● **Exercise instructions**
Gather each line of the records where "name" appears.

** BEGIN Material provided **

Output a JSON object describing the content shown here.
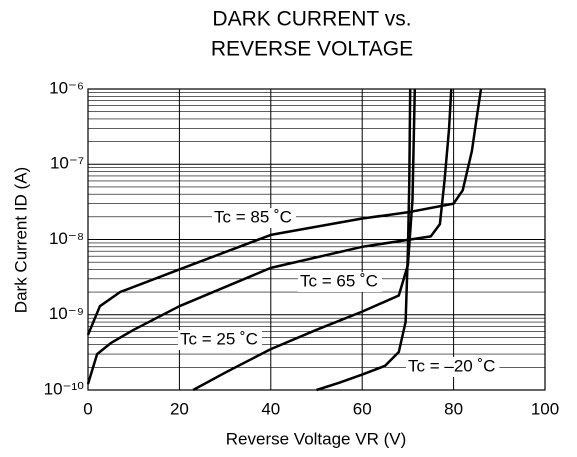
{
  "chart_data": {
    "type": "line",
    "title": [
      "DARK CURRENT vs.",
      "REVERSE VOLTAGE"
    ],
    "x_label": "Reverse Voltage  VR (V)",
    "y_label": "Dark Current  ID (A)",
    "xlim": [
      0,
      100
    ],
    "xticks": [
      0,
      20,
      40,
      60,
      80,
      100
    ],
    "ylim": [
      1e-10,
      1e-06
    ],
    "log_y": true,
    "grid": true,
    "yticks": [
      {
        "value": 1e-10,
        "label": "10⁻¹⁰"
      },
      {
        "value": 1e-09,
        "label": "10⁻⁹"
      },
      {
        "value": 1e-08,
        "label": "10⁻⁸"
      },
      {
        "value": 1e-07,
        "label": "10⁻⁷"
      },
      {
        "value": 1e-06,
        "label": "10⁻⁶"
      }
    ],
    "series": [
      {
        "name": "Tc = 85 ˚C",
        "color": "#000000",
        "x": [
          0,
          2.6,
          7,
          20,
          40,
          60,
          70,
          80,
          82,
          84,
          85,
          86
        ],
        "values": [
          5.4e-10,
          1.3e-09,
          2e-09,
          4e-09,
          1.15e-08,
          1.9e-08,
          2.3e-08,
          3e-08,
          4.5e-08,
          1.5e-07,
          3.9e-07,
          1e-06
        ]
      },
      {
        "name": "Tc = 65 ˚C",
        "color": "#000000",
        "x": [
          0,
          2,
          5,
          10,
          20,
          40,
          60,
          75,
          77,
          78,
          79,
          79.5
        ],
        "values": [
          1.2e-10,
          3e-10,
          4.2e-10,
          6.3e-10,
          1.3e-09,
          4.2e-09,
          8e-09,
          1.1e-08,
          1.6e-08,
          6e-08,
          2.9e-07,
          1e-06
        ]
      },
      {
        "name": "Tc = 25 ˚C",
        "color": "#000000",
        "x": [
          23,
          30,
          40,
          50,
          60,
          68,
          70,
          71,
          71.5
        ],
        "values": [
          1e-10,
          1.7e-10,
          3.5e-10,
          6.3e-10,
          1.1e-09,
          1.8e-09,
          4.6e-09,
          3.4e-08,
          1e-06
        ]
      },
      {
        "name": "Tc = –20 ˚C",
        "color": "#000000",
        "x": [
          50,
          55,
          60,
          65,
          68,
          69.5,
          70,
          70.3,
          70.5
        ],
        "values": [
          1e-10,
          1.25e-10,
          1.6e-10,
          2.1e-10,
          3.2e-10,
          8e-10,
          7e-09,
          6e-08,
          1e-06
        ]
      }
    ]
  }
}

** END Material provided **

● **Answer to this task**
        "name": "Tc = 85 ˚C",
        "name": "Tc = 65 ˚C",
        "name": "Tc = 25 ˚C",
        "name": "Tc = –20 ˚C",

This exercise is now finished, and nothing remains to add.